:: Objective ::
Reproduce the data below verbatim from the line containing "Enumerate this screenshot's" through its final line, and produce nothing more.

:: Data excerpts ::

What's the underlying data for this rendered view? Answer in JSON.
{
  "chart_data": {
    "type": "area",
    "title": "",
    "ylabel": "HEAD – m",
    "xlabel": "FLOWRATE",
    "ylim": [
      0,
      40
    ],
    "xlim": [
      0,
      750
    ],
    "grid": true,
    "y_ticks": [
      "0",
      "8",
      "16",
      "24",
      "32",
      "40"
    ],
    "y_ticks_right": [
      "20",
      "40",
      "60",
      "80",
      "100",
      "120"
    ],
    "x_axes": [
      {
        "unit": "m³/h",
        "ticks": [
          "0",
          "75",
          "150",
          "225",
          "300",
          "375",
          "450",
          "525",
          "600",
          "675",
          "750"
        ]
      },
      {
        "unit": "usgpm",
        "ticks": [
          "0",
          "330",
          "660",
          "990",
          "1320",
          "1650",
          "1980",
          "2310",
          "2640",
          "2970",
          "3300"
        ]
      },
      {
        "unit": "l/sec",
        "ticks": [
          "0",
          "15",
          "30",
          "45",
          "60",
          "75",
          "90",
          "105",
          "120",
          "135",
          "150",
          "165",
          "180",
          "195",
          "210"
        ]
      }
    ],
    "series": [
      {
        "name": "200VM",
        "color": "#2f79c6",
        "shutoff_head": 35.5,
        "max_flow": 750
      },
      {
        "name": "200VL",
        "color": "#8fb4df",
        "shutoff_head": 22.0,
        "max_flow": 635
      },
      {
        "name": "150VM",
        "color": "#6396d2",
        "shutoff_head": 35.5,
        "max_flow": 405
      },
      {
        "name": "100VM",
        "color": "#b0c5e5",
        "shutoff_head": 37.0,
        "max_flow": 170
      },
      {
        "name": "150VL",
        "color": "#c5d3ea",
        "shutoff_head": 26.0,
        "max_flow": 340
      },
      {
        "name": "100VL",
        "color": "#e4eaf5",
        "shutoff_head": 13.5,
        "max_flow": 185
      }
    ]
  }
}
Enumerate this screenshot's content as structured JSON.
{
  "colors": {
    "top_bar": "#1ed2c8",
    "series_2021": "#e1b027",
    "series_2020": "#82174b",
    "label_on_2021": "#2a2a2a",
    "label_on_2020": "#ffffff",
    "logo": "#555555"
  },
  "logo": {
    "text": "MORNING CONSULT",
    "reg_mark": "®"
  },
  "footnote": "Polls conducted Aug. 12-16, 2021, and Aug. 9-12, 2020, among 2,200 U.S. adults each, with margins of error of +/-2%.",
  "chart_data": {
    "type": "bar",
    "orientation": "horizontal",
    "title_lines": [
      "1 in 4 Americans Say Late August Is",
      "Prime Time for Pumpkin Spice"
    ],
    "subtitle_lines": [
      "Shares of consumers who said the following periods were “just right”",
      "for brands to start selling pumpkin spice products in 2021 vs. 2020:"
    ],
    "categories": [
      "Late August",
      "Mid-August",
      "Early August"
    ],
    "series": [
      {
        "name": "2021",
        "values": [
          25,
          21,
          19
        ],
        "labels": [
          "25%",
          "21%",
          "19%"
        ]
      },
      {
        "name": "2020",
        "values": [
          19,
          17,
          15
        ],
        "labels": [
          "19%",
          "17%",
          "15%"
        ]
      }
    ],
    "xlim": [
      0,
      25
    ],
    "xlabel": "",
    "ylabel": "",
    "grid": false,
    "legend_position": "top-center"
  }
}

:: Result ::
Enumerate this screenshot's content as structured JSON.
{
  "colors": {
    "top_bar": "#1ed2c8",
    "series_2021": "#e1b027",
    "series_2020": "#82174b",
    "label_on_2021": "#2a2a2a",
    "label_on_2020": "#ffffff",
    "logo": "#555555"
  },
  "logo": {
    "text": "MORNING CONSULT",
    "reg_mark": "®"
  },
  "footnote": "Polls conducted Aug. 12-16, 2021, and Aug. 9-12, 2020, among 2,200 U.S. adults each, with margins of error of +/-2%.",
  "chart_data": {
    "type": "bar",
    "orientation": "horizontal",
    "title_lines": [
      "1 in 4 Americans Say Late August Is",
      "Prime Time for Pumpkin Spice"
    ],
    "subtitle_lines": [
      "Shares of consumers who said the following periods were “just right”",
      "for brands to start selling pumpkin spice products in 2021 vs. 2020:"
    ],
    "categories": [
      "Late August",
      "Mid-August",
      "Early August"
    ],
    "series": [
      {
        "name": "2021",
        "values": [
          25,
          21,
          19
        ],
        "labels": [
          "25%",
          "21%",
          "19%"
        ]
      },
      {
        "name": "2020",
        "values": [
          19,
          17,
          15
        ],
        "labels": [
          "19%",
          "17%",
          "15%"
        ]
      }
    ],
    "xlim": [
      0,
      25
    ],
    "xlabel": "",
    "ylabel": "",
    "grid": false,
    "legend_position": "top-center"
  }
}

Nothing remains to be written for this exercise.